Dataset extract
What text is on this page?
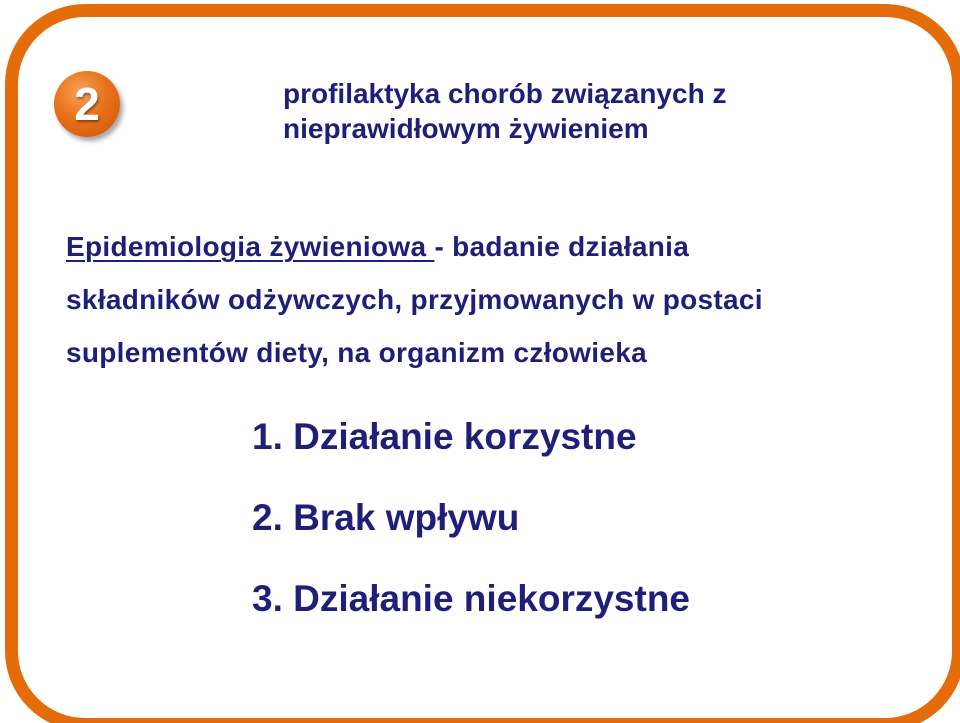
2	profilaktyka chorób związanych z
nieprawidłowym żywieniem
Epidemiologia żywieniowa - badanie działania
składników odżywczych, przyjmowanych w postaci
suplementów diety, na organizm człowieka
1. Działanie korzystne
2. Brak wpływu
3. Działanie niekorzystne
---
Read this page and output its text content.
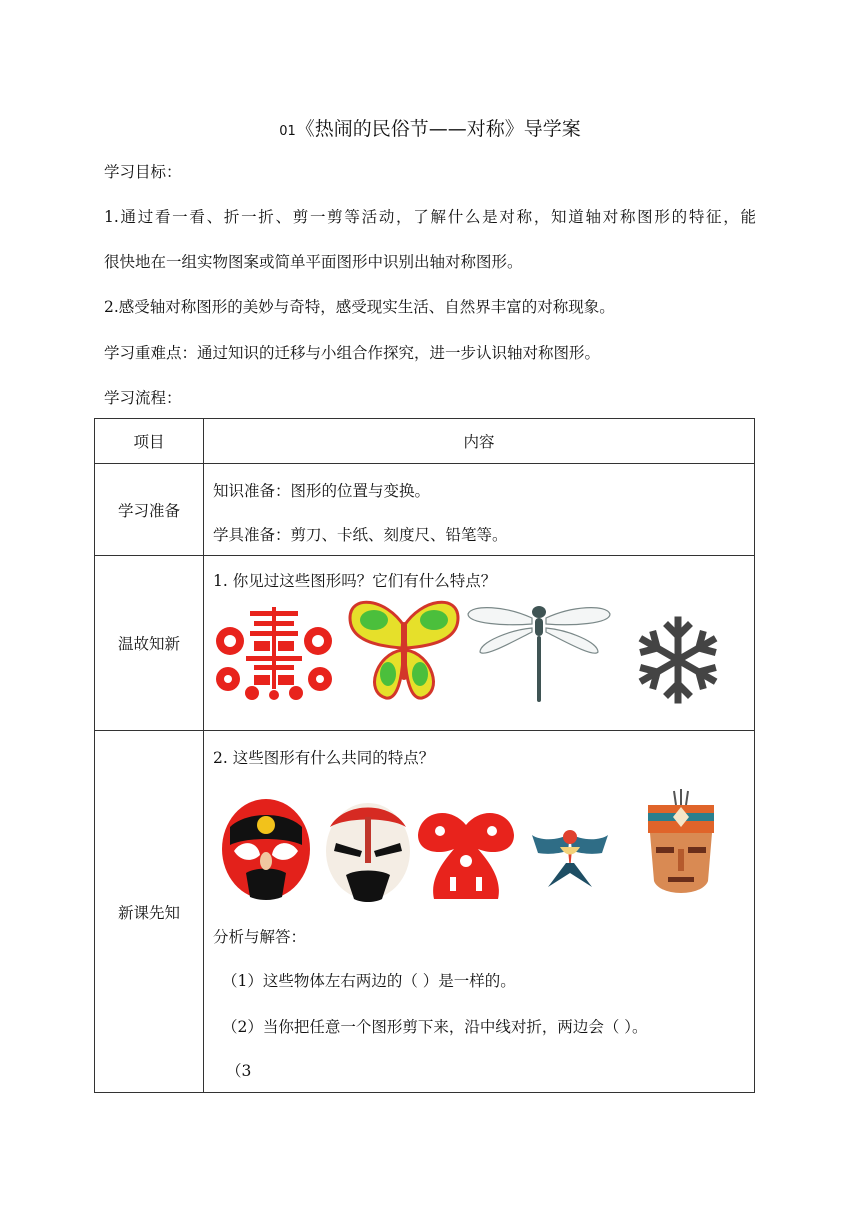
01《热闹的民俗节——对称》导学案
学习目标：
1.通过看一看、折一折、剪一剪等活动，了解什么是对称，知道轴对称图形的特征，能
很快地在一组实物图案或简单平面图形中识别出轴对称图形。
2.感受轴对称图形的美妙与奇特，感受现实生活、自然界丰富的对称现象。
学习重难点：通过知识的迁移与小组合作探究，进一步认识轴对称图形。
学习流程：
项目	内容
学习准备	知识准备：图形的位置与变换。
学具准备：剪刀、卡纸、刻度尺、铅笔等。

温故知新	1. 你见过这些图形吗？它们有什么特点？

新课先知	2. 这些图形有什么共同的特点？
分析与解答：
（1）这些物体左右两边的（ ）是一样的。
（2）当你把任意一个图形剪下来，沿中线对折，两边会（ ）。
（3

Task
State how many lines include the string "text", and nothing more.

Task solution
2